Report the count of lines below in which the string "beváltás" occurs; include nothing else.

[Input for this task]
################
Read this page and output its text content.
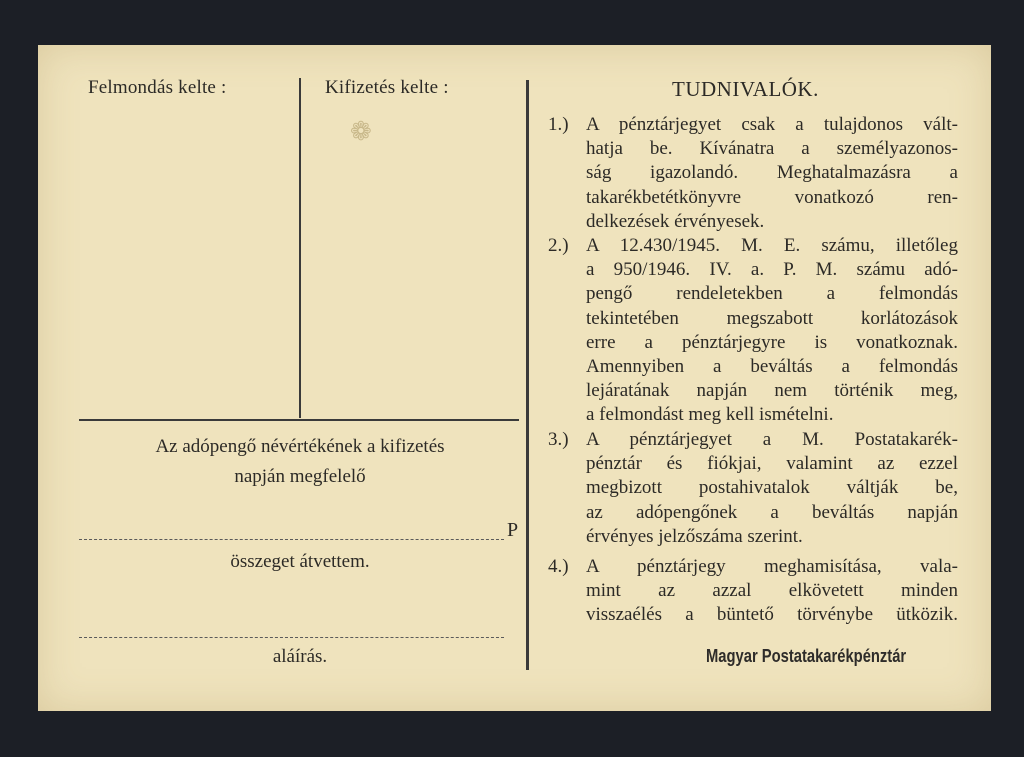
Felmondás kelte :	Kifizetés kelte :
❁
Az adópengő névértékének a kifizetés
napján megfelelő
P
összeget átvettem.
aláírás.
TUDNIVALÓK.
1.) A pénztárjegyet csak a tulajdonos vált-
hatja be. Kívánatra a személyazonos-
ság igazolandó. Meghatalmazásra a
takarékbetétkönyvre vonatkozó ren-
delkezések érvényesek.
2.) A 12.430/1945. M. E. számu, illetőleg
a 950/1946. IV. a. P. M. számu adó-
pengő rendeletekben a felmondás
tekintetében megszabott korlátozások
erre a pénztárjegyre is vonatkoznak.
Amennyiben a beváltás a felmondás
lejáratának napján nem történik meg,
a felmondást meg kell ismételni.
3.) A pénztárjegyet a M. Postatakarék-
pénztár és fiókjai, valamint az ezzel
megbizott postahivatalok váltják be,
az adópengőnek a beváltás napján
érvényes jelzőszáma szerint.
4.) A pénztárjegy meghamisítása, vala-
mint az azzal elkövetett minden
visszaélés a büntető törvénybe ütközik.
Magyar Postatakarékpénztár
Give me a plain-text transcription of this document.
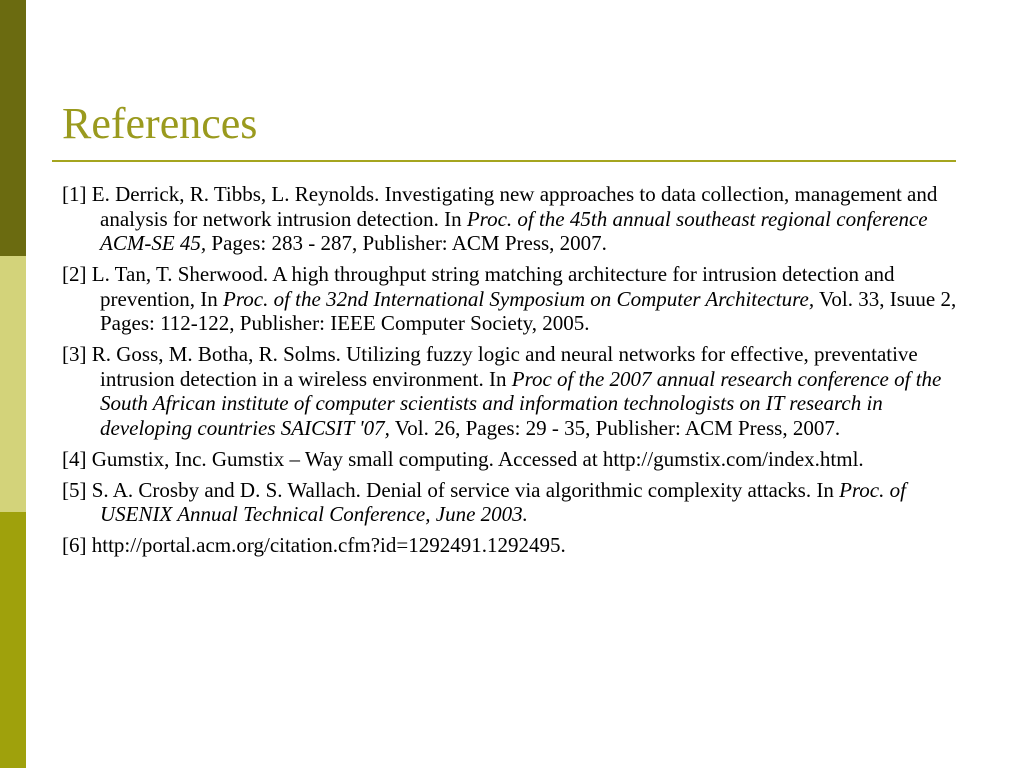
References
[1] E. Derrick, R. Tibbs, L. Reynolds. Investigating new approaches to data collection, management and analysis for network intrusion detection. In Proc. of the 45th annual southeast regional conference ACM-SE 45, Pages: 283 - 287, Publisher: ACM Press, 2007.
[2] L. Tan, T. Sherwood. A high throughput string matching architecture for intrusion detection and prevention, In Proc. of the 32nd International Symposium on Computer Architecture, Vol. 33, Isuue 2, Pages: 112-122, Publisher: IEEE Computer Society, 2005.
[3] R. Goss, M. Botha, R. Solms. Utilizing fuzzy logic and neural networks for effective, preventative intrusion detection in a wireless environment. In Proc of the 2007 annual research conference of the South African institute of computer scientists and information technologists on IT research in developing countries SAICSIT '07, Vol. 26, Pages: 29 - 35, Publisher: ACM Press, 2007.
[4] Gumstix, Inc. Gumstix – Way small computing. Accessed at http://gumstix.com/index.html.
[5] S. A. Crosby and D. S. Wallach. Denial of service via algorithmic complexity attacks. In Proc. of USENIX Annual Technical Conference, June 2003.
[6] http://portal.acm.org/citation.cfm?id=1292491.1292495.
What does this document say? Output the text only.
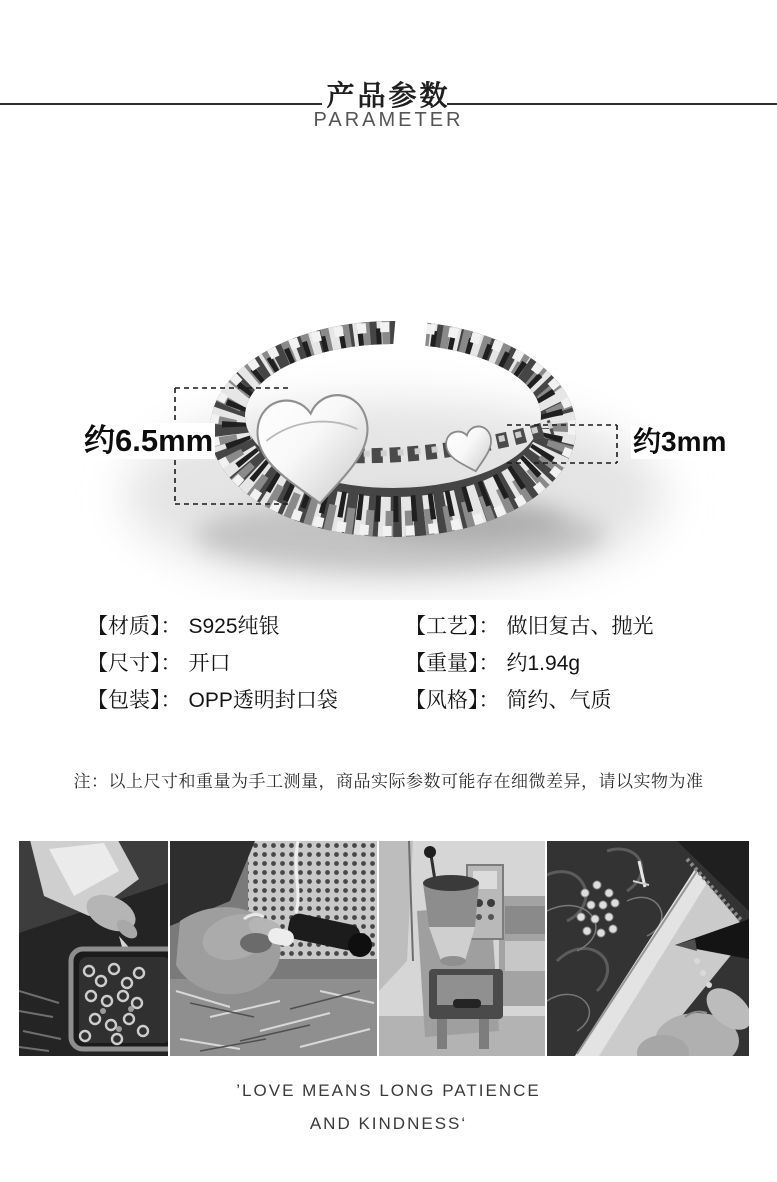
产品参数
PARAMETER
约6.5mm	约3mm
【材质】： S925纯银
【尺寸】： 开口
【包装】： OPP透明封口袋
【工艺】： 做旧复古、抛光
【重量】： 约1.94g
【风格】： 简约、气质
注：以上尺寸和重量为手工测量，商品实际参数可能存在细微差异，请以实物为准
’LOVE MEANS LONG PATIENCE
AND KINDNESS‘
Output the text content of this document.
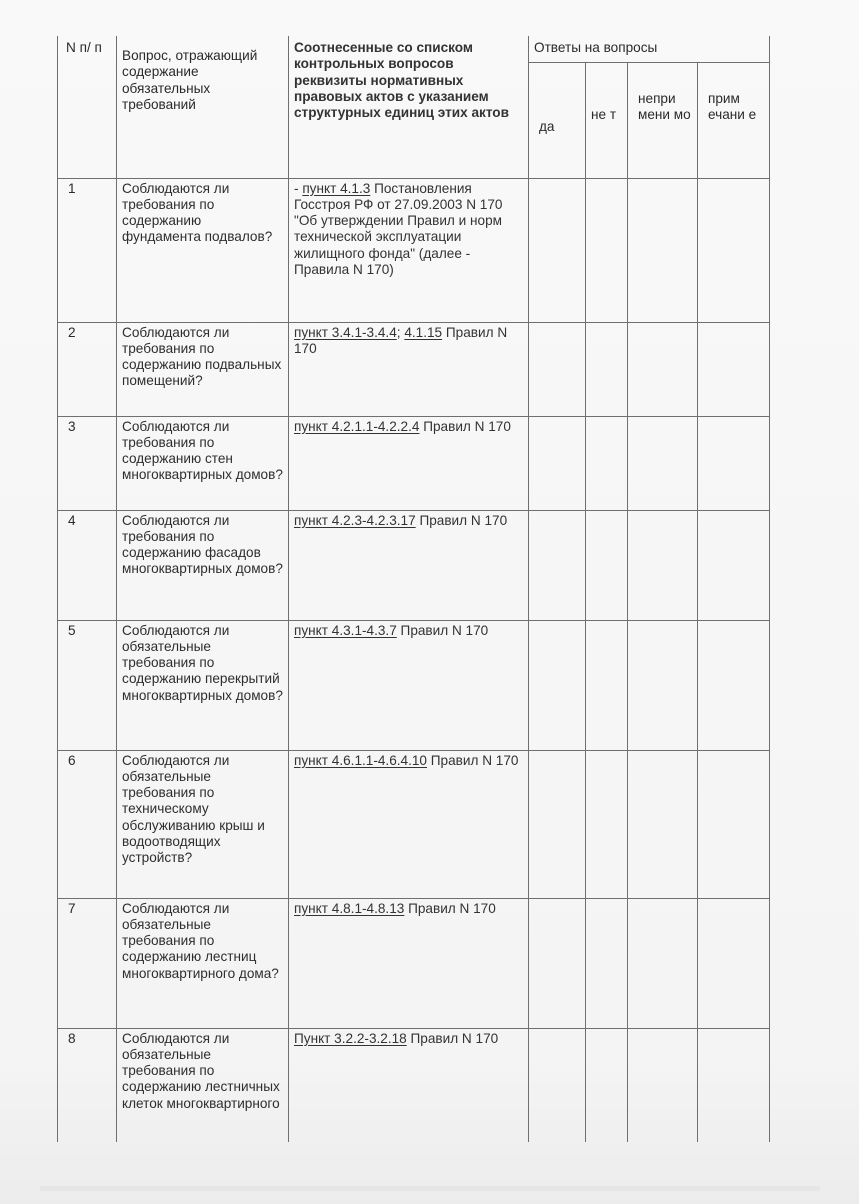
N п/ п	Вопрос, отражающий содержание обязательных требований	Соотнесенные со списком контрольных вопросов реквизиты нормативных правовых актов с указанием структурных единиц этих актов	Ответы на вопросы			
			да	не т	непри мени мо	прим ечани е
1	Соблюдаются ли требования по содержанию фундамента подвалов?	- пункт 4.1.3 Постановления Госстроя РФ от 27.09.2003 N 170 "Об утверждении Правил и норм технической эксплуатации жилищного фонда" (далее - Правила N 170)				
2	Соблюдаются ли требования по содержанию подвальных помещений?	пункт 3.4.1-3.4.4; 4.1.15 Правил N 170				
3	Соблюдаются ли требования по содержанию стен многоквартирных домов?	пункт 4.2.1.1-4.2.2.4 Правил N 170				
4	Соблюдаются ли требования по содержанию фасадов многоквартирных домов?	пункт 4.2.3-4.2.3.17 Правил N 170				
5	Соблюдаются ли обязательные требования по содержанию перекрытий многоквартирных домов?	пункт 4.3.1-4.3.7 Правил N 170				
6	Соблюдаются ли обязательные требования по техническому обслуживанию крыш и водоотводящих устройств?	пункт 4.6.1.1-4.6.4.10 Правил N 170				
7	Соблюдаются ли обязательные требования по содержанию лестниц многоквартирного дома?	пункт 4.8.1-4.8.13 Правил N 170				
8	Соблюдаются ли обязательные требования по содержанию лестничных клеток многоквартирного	Пункт 3.2.2-3.2.18 Правил N 170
################
[Completed task]
2